> [CONSIGNE A]: Recopiez à l'identique les lignes de données situées plus bas, de la toute première jusqu'à celle qui contient "phone-icon[interactable]: [918, 909, 936, 927]", celle-ci comprise.

La représentation de la marge

Pour commencer, il s’agira d’interroger la manière dont la littérature thématise la marginalité. On pourra ainsi analyser la place réservée aux figures de marginaux (fous, parias, criminels, etc) au fil des siècles, et les genres qui les accueillent. Certaines communications pourront ainsi réfléchir à la façon dont les œuvres littéraires, en représentant espaces et figures marginales, permettent de retracer les évolutions historiques, ainsi que les invariants, de l’imaginaire de la marginalité. Ce que recouvre la notion de marge et de marginalité a en effet été en constante évolution et les marges d’hier ne sont pas les marges d’aujourd’hui.

Si l’on pense la marge comme l’expression d’une singularité face à une collectivité (normative), on peut toutefois se demander dans quelle mesure il n’est pas inhérent à la littérature de la représenter, soit par le biais de personnages marginaux ou d’espaces de la marge, soit par une écriture qui se veut expression de la marginalité. Si les personnages de  fous, de criminels, de prostituées et autres marginaux sont bien souvent cantonnés dans des genres jugés inférieurs (comédie, farce...) sous l’Ancien Régime, ceux-ci occupent une place de plus en plus importante à partir du XIXe siècle. Ainsi Balzac juge-t-il que « l’aplatissement, l’effacement de nos mœurs » croissants l’oblige à s’intéresser aux figures marginales pour rendre son esthétique saillante, puisqu’il n’y a plus «  de mœurs tranchées et de comique possible que chez les voleurs, chez les filles, et chez les forçats, il n’y a plus d’énergie que dans les êtres séparés de la société[i]. ». Ce qui est en marge excite de fait l’imagination car suscite le dépaysement, l’expérience de l’inconnu, la rencontre avec l’Autre.


L’écrivain à la marge

L’espace considéré comme marge peut désigner aussi bien un lieu intime, en retrait du monde (la chambre comme espace à soi ou l’imaginaire de la Thébaïde par exemple) qu’une hétérotopie au sens foucaldien (asiles, maisons de retraite, cimetières). On pourra donc interroger les conséquences d’une marginalisation spatiale sur l’écriture et la pratique de l’écrivain.e. Montaigne fait le choix de se retirer de la vie publique pour écrire ses Essais, dans le prolongement des exercices spirituels qui sont une conversion à soi. A l’opposé, des auteurs aussi divers qu’Ovide, Victor Hugo ou Mahmoud Darwich écrivent sur et depuis leur exil ; la prison joue également le rôle d’espace marginal qui met en tension la possibilité d’écrire (Olympe de Gouges, Casanova, Ossip Mandelstam[ii]). 

En ce qui concerne la marginalité sociale, la frontière entre ce qui est choisi ou subi est poreuse : certain.es écrivain.e.s jouent avec l’idée de marginalité à laquelle on les renvoie, qu’elle découle d’une stigmatisation sexuelle, raciale, professionnelle, de genre, ou de classe (Jean Genet, Maryse Condé, Grisélidis Réal).

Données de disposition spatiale
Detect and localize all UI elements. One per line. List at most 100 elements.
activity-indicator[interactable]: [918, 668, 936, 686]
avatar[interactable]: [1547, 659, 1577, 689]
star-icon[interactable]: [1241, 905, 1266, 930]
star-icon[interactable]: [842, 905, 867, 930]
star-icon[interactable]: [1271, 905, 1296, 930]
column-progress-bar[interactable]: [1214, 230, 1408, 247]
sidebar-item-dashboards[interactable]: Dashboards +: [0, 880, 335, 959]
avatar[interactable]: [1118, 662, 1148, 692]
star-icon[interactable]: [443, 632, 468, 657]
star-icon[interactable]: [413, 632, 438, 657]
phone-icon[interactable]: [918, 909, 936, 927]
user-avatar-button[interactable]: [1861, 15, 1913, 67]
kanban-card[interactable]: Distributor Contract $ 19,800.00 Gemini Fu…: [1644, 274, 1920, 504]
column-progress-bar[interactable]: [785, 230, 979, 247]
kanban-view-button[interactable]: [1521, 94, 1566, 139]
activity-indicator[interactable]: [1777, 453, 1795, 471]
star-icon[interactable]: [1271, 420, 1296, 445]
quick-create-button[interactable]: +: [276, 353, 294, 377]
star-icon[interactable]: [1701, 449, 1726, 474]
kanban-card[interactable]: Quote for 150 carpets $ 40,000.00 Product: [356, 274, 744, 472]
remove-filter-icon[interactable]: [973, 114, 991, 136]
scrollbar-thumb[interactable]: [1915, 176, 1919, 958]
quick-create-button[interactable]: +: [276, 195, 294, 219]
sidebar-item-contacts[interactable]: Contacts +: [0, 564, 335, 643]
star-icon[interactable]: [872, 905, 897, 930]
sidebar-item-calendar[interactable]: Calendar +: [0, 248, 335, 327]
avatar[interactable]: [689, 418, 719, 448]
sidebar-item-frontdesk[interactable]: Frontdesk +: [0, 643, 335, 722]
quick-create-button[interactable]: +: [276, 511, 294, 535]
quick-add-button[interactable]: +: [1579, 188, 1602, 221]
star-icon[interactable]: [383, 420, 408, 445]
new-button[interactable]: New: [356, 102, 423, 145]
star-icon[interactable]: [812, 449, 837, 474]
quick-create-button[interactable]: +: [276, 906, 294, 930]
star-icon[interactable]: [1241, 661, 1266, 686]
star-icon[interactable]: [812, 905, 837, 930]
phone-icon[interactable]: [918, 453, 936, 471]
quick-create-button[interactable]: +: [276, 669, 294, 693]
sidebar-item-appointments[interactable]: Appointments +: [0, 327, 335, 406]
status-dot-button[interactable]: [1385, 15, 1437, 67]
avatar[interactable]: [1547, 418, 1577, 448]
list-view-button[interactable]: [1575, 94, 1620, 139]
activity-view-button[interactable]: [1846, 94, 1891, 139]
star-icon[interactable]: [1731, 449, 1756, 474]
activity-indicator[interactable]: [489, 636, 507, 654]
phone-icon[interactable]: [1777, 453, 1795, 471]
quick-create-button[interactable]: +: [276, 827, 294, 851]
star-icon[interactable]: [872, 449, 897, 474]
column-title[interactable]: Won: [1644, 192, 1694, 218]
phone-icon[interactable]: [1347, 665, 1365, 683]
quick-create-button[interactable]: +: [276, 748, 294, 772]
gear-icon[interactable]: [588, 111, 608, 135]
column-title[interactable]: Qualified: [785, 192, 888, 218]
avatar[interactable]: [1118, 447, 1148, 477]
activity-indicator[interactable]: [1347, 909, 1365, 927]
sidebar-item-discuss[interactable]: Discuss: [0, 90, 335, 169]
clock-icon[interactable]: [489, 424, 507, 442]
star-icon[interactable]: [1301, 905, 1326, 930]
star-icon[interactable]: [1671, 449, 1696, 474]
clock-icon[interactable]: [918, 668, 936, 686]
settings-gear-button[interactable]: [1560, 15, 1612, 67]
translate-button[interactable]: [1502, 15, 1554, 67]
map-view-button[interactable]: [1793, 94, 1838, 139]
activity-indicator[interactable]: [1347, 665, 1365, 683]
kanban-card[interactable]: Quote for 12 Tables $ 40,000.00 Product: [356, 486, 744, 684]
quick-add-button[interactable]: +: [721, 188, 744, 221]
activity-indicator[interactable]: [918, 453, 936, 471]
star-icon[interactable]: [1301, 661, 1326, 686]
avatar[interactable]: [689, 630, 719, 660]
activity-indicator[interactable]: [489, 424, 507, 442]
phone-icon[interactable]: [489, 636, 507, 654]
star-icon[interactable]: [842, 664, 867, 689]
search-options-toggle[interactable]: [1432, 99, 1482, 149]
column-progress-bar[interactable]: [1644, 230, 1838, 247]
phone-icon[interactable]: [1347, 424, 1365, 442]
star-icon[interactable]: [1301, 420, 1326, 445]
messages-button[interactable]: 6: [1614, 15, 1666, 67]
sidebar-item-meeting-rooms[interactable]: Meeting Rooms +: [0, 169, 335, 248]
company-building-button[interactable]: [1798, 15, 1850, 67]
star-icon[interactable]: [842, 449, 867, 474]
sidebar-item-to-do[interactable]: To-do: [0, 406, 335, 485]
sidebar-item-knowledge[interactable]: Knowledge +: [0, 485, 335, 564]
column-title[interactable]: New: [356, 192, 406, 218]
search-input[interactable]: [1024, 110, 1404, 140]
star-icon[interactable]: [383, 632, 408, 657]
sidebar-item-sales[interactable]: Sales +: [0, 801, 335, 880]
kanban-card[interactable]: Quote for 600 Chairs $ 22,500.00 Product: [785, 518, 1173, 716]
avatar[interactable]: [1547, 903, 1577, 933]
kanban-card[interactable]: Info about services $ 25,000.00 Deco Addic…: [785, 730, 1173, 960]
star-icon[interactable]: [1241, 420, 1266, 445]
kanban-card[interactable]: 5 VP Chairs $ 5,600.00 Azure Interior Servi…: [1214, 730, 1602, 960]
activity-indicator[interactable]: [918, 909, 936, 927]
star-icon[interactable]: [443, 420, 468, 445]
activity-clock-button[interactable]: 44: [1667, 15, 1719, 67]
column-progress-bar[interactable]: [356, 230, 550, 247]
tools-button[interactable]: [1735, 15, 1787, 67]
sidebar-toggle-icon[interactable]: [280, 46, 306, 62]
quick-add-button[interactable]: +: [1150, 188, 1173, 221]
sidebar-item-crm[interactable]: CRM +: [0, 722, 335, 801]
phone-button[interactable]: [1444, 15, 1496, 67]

> [CONSIGNE B]: Reproduisez fidèlement le passage du texte sur la marge en littérature, de "La représentation de" à "les marges d’aujourd’hui.".

> [RÉPONSE COMPLÈTE A]:
Detect and localize all UI elements. One per line. List at most 100 elements.
activity-indicator[interactable]: [918, 668, 936, 686]
avatar[interactable]: [1547, 659, 1577, 689]
star-icon[interactable]: [1241, 905, 1266, 930]
star-icon[interactable]: [842, 905, 867, 930]
star-icon[interactable]: [1271, 905, 1296, 930]
column-progress-bar[interactable]: [1214, 230, 1408, 247]
sidebar-item-dashboards[interactable]: Dashboards +: [0, 880, 335, 959]
avatar[interactable]: [1118, 662, 1148, 692]
star-icon[interactable]: [443, 632, 468, 657]
star-icon[interactable]: [413, 632, 438, 657]
phone-icon[interactable]: [918, 909, 936, 927]

> [RÉPONSE COMPLÈTE B]:
La représentation de la marge

Pour commencer, il s’agira d’interroger la manière dont la littérature thématise la marginalité. On pourra ainsi analyser la place réservée aux figures de marginaux (fous, parias, criminels, etc) au fil des siècles, et les genres qui les accueillent. Certaines communications pourront ainsi réfléchir à la façon dont les œuvres littéraires, en représentant espaces et figures marginales, permettent de retracer les évolutions historiques, ainsi que les invariants, de l’imaginaire de la marginalité. Ce que recouvre la notion de marge et de marginalité a en effet été en constante évolution et les marges d’hier ne sont pas les marges d’aujourd’hui.